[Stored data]
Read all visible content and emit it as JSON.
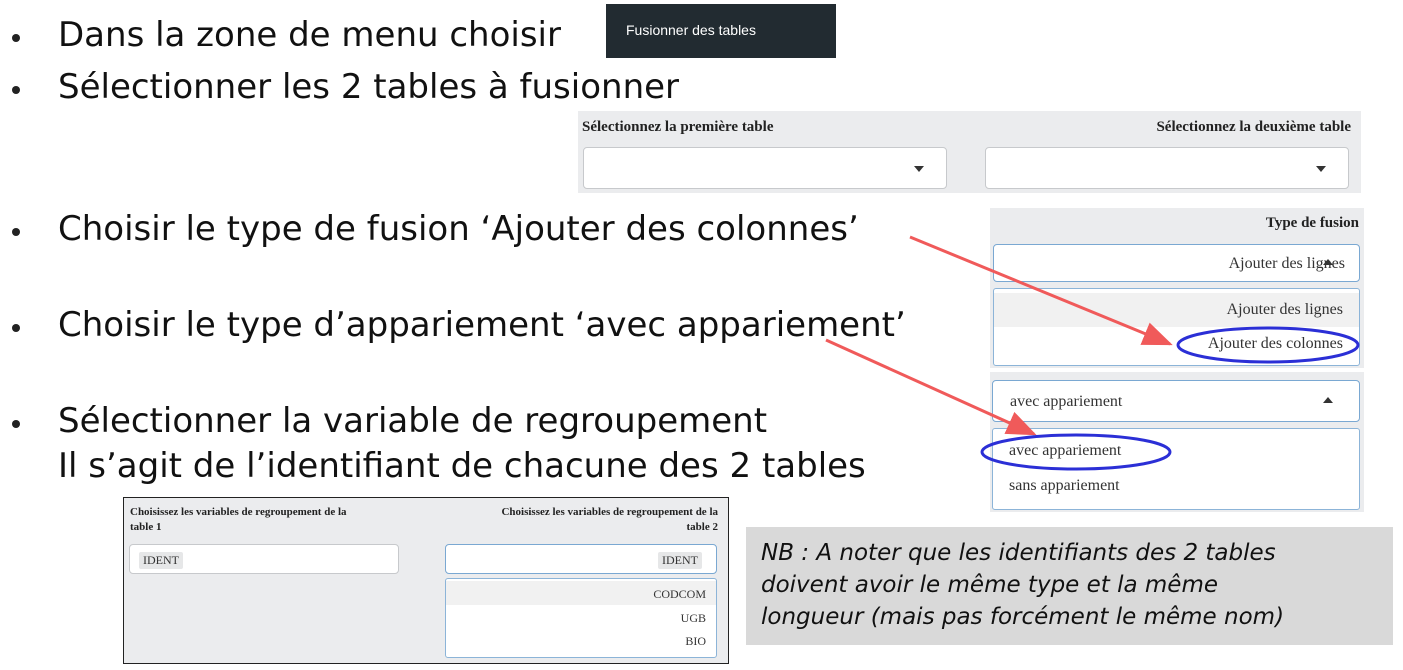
{
  "bullets": [
    "Dans la zone de menu choisir",
    "Sélectionner les 2 tables à fusionner",
    "Choisir le type de fusion ‘Ajouter des colonnes’",
    "Choisir le type d’appariement  ‘avec appariement’",
    "Sélectionner la variable de regroupement",
    "Il s’agit de l’identifiant de chacune des 2 tables"
  ],
  "menu_button": "Fusionner des tables",
  "tables_panel": {
    "first_label": "Sélectionnez la première table",
    "second_label": "Sélectionnez la deuxième table",
    "first_value": "",
    "second_value": ""
  },
  "fusion_panel": {
    "label": "Type de fusion",
    "selected": "Ajouter des lignes",
    "options": [
      "Ajouter des lignes",
      "Ajouter des colonnes"
    ]
  },
  "appariement_panel": {
    "selected": "avec appariement",
    "options": [
      "avec appariement",
      "sans appariement"
    ]
  },
  "regroup_panel": {
    "label1_line1": "Choisissez les variables de regroupement de la",
    "label1_line2": "table 1",
    "label2_line1": "Choisissez les variables de regroupement de la",
    "label2_line2": "table 2",
    "value1": "IDENT",
    "value2": "IDENT",
    "options": [
      "CODCOM",
      "UGB",
      "BIO"
    ]
  },
  "note": {
    "line1": "NB : A noter que les identifiants des 2 tables",
    "line2": "doivent avoir le même type et la même",
    "line3": "longueur (mais pas forcément le même nom)"
  },
  "colors": {
    "arrow": "#f05a5a",
    "highlight_ellipse": "#2b2fd6",
    "menu_bg": "#222b31",
    "note_bg": "#d9d9d9"
  }
}
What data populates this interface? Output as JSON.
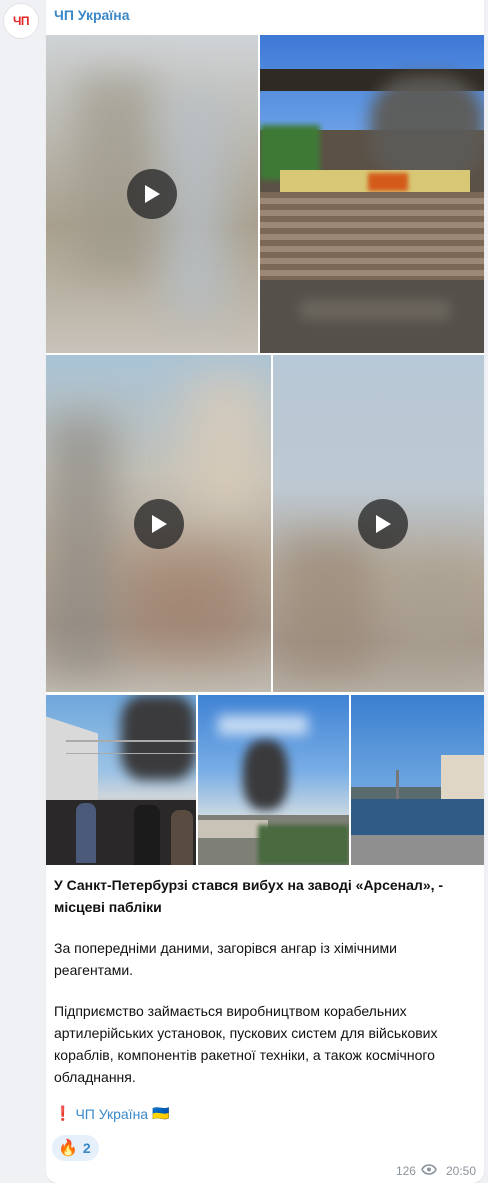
{
  "channel": {
    "name": "ЧП Україна",
    "avatar_text": "ЧП"
  },
  "media": {
    "videos": [
      "video-1",
      "video-2",
      "video-3",
      "video-4"
    ],
    "photos": [
      "photo-1",
      "photo-2",
      "photo-3"
    ]
  },
  "post": {
    "title": "У Санкт-Петербурзі стався вибух на заводі «Арсенал», - місцеві пабліки",
    "paragraph_1": "За попередніми даними, загорівся ангар із хімічними реагентами.",
    "paragraph_2": "Підприємство займається виробництвом корабельних артилерійських установок, пускових систем для військових кораблів, компонентів ракетної техніки, а також космічного обладнання.",
    "signature_prefix": "❗",
    "signature_link": "ЧП Україна",
    "signature_flag": "🇺🇦"
  },
  "reactions": [
    {
      "emoji": "🔥",
      "count": "2"
    }
  ],
  "meta": {
    "views": "126",
    "time": "20:50"
  },
  "colors": {
    "link": "#3a88c8",
    "reaction_bg": "#e6f0fa",
    "meta": "#8c959e",
    "page_bg": "#f0f1f5"
  },
  "icons": {
    "play": "play-icon",
    "views": "eye-icon"
  }
}
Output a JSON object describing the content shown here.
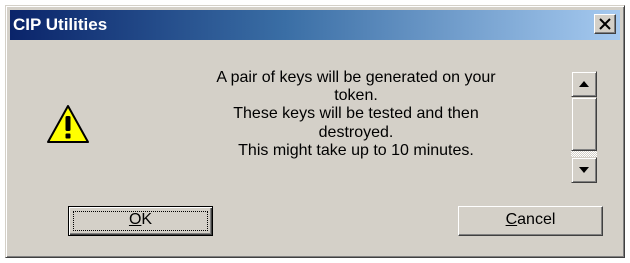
{
  "window": {
    "title": "CIP Utilities",
    "close_icon": "close-icon"
  },
  "message": {
    "icon": "warning-icon",
    "lines": [
      "A pair of keys will be generated on your",
      "token.",
      "These keys will be tested and then",
      "destroyed.",
      "This might take up to 10 minutes."
    ]
  },
  "scrollbar": {
    "up_icon": "arrow-up-icon",
    "down_icon": "arrow-down-icon"
  },
  "buttons": {
    "ok": {
      "mnemonic": "O",
      "rest": "K"
    },
    "cancel": {
      "mnemonic": "C",
      "rest": "ancel"
    }
  },
  "colors": {
    "title_bar_start": "#0a246a",
    "title_bar_end": "#a6caf0",
    "dialog_face": "#d4d0c8",
    "warning_yellow": "#ffff00"
  }
}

* [Do this] Report the number of lines containing the string "Choisissez" and add nothing to it.

* [Full response] 2